• **Exercise materials**
------------------------------------------------------------

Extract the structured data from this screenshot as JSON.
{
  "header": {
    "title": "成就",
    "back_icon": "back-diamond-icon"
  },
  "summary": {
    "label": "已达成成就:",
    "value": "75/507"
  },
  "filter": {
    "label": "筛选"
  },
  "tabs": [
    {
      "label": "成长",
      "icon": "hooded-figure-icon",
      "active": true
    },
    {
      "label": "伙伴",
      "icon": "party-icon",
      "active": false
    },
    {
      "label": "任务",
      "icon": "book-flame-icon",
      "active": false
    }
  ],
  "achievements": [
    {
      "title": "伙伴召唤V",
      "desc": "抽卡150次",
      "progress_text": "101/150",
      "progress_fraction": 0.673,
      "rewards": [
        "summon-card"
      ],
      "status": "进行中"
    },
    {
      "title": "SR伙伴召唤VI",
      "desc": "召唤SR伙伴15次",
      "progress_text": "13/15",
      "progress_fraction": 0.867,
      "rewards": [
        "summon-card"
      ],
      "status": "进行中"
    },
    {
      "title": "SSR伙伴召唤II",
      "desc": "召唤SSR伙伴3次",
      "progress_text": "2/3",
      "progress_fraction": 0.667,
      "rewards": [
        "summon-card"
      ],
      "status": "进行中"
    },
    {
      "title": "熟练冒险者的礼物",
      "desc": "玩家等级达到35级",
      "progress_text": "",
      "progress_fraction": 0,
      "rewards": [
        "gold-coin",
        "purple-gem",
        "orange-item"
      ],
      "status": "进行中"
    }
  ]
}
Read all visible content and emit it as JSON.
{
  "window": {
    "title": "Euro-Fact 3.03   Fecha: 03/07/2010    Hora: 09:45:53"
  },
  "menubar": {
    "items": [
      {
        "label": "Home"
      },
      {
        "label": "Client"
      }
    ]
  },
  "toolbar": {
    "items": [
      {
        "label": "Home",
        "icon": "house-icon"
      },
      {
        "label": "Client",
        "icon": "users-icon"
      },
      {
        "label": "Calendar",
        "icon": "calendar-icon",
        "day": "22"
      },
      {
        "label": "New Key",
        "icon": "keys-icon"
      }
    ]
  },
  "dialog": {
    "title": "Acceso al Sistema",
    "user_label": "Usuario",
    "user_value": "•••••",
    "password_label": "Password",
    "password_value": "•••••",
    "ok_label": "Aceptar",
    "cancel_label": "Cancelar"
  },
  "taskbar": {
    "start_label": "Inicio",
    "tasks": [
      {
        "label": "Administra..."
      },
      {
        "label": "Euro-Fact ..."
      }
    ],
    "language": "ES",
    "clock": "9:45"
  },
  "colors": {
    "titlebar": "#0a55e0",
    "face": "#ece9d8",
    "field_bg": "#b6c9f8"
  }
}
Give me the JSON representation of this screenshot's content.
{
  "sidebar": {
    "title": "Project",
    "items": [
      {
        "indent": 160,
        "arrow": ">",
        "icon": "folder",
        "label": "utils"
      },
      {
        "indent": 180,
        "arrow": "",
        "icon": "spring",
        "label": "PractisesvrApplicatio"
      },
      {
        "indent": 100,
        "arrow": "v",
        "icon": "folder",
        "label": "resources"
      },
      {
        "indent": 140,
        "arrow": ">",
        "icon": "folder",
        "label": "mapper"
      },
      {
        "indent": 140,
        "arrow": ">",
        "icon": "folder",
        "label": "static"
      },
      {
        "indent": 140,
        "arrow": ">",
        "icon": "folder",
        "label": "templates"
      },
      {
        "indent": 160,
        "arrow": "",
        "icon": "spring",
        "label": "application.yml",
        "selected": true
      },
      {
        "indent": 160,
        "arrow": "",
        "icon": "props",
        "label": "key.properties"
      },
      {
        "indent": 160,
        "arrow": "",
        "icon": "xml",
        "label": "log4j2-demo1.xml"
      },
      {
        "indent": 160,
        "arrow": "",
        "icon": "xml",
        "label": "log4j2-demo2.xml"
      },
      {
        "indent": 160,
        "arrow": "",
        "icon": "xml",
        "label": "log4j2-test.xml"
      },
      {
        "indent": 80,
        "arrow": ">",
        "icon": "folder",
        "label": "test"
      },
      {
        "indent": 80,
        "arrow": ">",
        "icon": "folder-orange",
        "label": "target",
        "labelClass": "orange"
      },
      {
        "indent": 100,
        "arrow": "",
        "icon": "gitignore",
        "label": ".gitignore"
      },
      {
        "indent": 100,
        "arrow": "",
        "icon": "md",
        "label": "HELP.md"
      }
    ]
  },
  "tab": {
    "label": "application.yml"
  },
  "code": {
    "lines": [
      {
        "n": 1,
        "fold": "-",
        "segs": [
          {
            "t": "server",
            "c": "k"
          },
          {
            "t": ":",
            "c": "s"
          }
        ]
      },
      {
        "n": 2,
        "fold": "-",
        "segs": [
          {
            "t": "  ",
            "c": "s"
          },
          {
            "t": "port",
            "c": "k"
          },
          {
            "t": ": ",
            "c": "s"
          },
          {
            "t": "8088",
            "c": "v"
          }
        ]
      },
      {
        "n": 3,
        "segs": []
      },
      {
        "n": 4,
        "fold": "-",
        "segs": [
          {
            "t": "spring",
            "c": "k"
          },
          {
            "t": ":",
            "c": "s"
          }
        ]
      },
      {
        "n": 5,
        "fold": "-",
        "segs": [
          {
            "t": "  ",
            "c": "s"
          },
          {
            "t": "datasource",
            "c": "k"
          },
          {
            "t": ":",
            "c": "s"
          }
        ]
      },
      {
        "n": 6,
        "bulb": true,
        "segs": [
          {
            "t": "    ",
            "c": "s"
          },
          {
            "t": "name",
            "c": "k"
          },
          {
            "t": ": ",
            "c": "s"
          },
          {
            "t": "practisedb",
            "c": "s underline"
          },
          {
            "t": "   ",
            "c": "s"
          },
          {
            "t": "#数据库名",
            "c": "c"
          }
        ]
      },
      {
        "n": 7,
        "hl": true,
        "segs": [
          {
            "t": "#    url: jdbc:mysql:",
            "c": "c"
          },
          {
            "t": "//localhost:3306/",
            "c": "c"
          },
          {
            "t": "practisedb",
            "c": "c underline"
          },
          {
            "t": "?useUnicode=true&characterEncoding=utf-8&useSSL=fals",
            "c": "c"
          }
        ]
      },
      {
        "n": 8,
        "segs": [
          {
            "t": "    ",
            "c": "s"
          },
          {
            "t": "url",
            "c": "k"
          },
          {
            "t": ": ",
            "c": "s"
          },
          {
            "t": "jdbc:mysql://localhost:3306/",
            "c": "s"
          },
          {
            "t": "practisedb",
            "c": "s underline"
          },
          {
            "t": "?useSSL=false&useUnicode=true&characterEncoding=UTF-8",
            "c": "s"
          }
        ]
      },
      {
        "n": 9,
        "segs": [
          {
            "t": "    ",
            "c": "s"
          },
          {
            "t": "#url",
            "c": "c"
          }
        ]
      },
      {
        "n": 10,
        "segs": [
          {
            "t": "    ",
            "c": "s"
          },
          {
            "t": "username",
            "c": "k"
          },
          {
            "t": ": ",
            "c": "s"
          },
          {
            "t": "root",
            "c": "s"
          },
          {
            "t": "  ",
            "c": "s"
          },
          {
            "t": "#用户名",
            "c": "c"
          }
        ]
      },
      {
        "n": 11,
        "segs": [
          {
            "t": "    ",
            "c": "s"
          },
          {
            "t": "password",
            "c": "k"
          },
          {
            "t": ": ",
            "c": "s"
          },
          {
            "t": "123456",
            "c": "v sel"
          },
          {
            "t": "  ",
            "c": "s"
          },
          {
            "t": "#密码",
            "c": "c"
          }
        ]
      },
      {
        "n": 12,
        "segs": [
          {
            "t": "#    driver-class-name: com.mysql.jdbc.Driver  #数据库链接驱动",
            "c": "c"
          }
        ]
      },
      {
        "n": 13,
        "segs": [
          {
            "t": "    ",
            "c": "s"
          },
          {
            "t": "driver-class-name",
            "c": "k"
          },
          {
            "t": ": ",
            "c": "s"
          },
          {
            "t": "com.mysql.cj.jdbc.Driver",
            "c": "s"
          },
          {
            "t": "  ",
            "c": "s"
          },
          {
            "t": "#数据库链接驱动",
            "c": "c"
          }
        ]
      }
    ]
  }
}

------------------------------------------------------------

Collect the complete line wherever the string "this" appears in the records.

• **Reply to the task**
Extract the structured data from this screenshot as JSON.
Give me the JSON representation of this screenshot's content.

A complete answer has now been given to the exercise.